* [What is being asked]
Your task is to print the material below exactly as presented.

* [Items from a data source]
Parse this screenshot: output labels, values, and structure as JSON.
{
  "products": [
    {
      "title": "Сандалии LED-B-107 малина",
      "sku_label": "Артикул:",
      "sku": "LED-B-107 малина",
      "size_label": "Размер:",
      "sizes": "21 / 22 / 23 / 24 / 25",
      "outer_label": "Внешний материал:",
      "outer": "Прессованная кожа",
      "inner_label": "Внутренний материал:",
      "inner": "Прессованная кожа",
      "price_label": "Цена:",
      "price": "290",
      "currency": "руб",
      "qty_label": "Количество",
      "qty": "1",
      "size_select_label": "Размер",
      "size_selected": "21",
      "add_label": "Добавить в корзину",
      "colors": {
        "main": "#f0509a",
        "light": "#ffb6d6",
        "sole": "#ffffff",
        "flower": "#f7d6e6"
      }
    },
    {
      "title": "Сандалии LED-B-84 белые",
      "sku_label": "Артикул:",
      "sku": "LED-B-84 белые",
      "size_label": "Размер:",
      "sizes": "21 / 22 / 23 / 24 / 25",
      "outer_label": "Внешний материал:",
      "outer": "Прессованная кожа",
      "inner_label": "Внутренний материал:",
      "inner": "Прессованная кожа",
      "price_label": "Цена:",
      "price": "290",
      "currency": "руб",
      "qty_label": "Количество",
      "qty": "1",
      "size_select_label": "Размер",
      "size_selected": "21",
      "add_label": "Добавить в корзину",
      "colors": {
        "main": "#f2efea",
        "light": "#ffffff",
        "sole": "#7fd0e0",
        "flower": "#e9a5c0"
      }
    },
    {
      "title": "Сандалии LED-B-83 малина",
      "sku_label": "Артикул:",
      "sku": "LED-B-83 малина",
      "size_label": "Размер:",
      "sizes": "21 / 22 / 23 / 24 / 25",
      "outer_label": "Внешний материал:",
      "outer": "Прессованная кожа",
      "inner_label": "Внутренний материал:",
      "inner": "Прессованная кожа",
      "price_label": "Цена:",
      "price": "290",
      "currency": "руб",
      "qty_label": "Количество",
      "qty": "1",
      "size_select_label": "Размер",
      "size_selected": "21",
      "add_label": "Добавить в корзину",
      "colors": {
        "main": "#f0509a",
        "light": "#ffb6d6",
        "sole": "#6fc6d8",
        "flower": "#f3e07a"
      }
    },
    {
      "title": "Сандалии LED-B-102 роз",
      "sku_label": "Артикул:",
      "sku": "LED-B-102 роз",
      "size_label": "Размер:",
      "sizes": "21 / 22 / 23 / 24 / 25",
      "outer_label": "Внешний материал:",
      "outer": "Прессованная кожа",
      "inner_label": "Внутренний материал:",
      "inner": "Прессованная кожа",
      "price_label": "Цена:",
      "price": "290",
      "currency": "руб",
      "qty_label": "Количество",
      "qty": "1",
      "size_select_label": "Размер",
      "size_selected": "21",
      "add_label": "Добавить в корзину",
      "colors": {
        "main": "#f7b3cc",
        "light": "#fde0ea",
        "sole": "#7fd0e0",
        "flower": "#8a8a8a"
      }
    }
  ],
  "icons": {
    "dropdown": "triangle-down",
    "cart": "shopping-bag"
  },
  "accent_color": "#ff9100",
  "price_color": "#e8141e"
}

* [Answer for the task]
Parse this screenshot: output labels, values, and structure as JSON.
{
  "products": [
    {
      "title": "Сандалии LED-B-107 малина",
      "sku_label": "Артикул:",
      "sku": "LED-B-107 малина",
      "size_label": "Размер:",
      "sizes": "21 / 22 / 23 / 24 / 25",
      "outer_label": "Внешний материал:",
      "outer": "Прессованная кожа",
      "inner_label": "Внутренний материал:",
      "inner": "Прессованная кожа",
      "price_label": "Цена:",
      "price": "290",
      "currency": "руб",
      "qty_label": "Количество",
      "qty": "1",
      "size_select_label": "Размер",
      "size_selected": "21",
      "add_label": "Добавить в корзину",
      "colors": {
        "main": "#f0509a",
        "light": "#ffb6d6",
        "sole": "#ffffff",
        "flower": "#f7d6e6"
      }
    },
    {
      "title": "Сандалии LED-B-84 белые",
      "sku_label": "Артикул:",
      "sku": "LED-B-84 белые",
      "size_label": "Размер:",
      "sizes": "21 / 22 / 23 / 24 / 25",
      "outer_label": "Внешний материал:",
      "outer": "Прессованная кожа",
      "inner_label": "Внутренний материал:",
      "inner": "Прессованная кожа",
      "price_label": "Цена:",
      "price": "290",
      "currency": "руб",
      "qty_label": "Количество",
      "qty": "1",
      "size_select_label": "Размер",
      "size_selected": "21",
      "add_label": "Добавить в корзину",
      "colors": {
        "main": "#f2efea",
        "light": "#ffffff",
        "sole": "#7fd0e0",
        "flower": "#e9a5c0"
      }
    },
    {
      "title": "Сандалии LED-B-83 малина",
      "sku_label": "Артикул:",
      "sku": "LED-B-83 малина",
      "size_label": "Размер:",
      "sizes": "21 / 22 / 23 / 24 / 25",
      "outer_label": "Внешний материал:",
      "outer": "Прессованная кожа",
      "inner_label": "Внутренний материал:",
      "inner": "Прессованная кожа",
      "price_label": "Цена:",
      "price": "290",
      "currency": "руб",
      "qty_label": "Количество",
      "qty": "1",
      "size_select_label": "Размер",
      "size_selected": "21",
      "add_label": "Добавить в корзину",
      "colors": {
        "main": "#f0509a",
        "light": "#ffb6d6",
        "sole": "#6fc6d8",
        "flower": "#f3e07a"
      }
    },
    {
      "title": "Сандалии LED-B-102 роз",
      "sku_label": "Артикул:",
      "sku": "LED-B-102 роз",
      "size_label": "Размер:",
      "sizes": "21 / 22 / 23 / 24 / 25",
      "outer_label": "Внешний материал:",
      "outer": "Прессованная кожа",
      "inner_label": "Внутренний материал:",
      "inner": "Прессованная кожа",
      "price_label": "Цена:",
      "price": "290",
      "currency": "руб",
      "qty_label": "Количество",
      "qty": "1",
      "size_select_label": "Размер",
      "size_selected": "21",
      "add_label": "Добавить в корзину",
      "colors": {
        "main": "#f7b3cc",
        "light": "#fde0ea",
        "sole": "#7fd0e0",
        "flower": "#8a8a8a"
      }
    }
  ],
  "icons": {
    "dropdown": "triangle-down",
    "cart": "shopping-bag"
  },
  "accent_color": "#ff9100",
  "price_color": "#e8141e"
}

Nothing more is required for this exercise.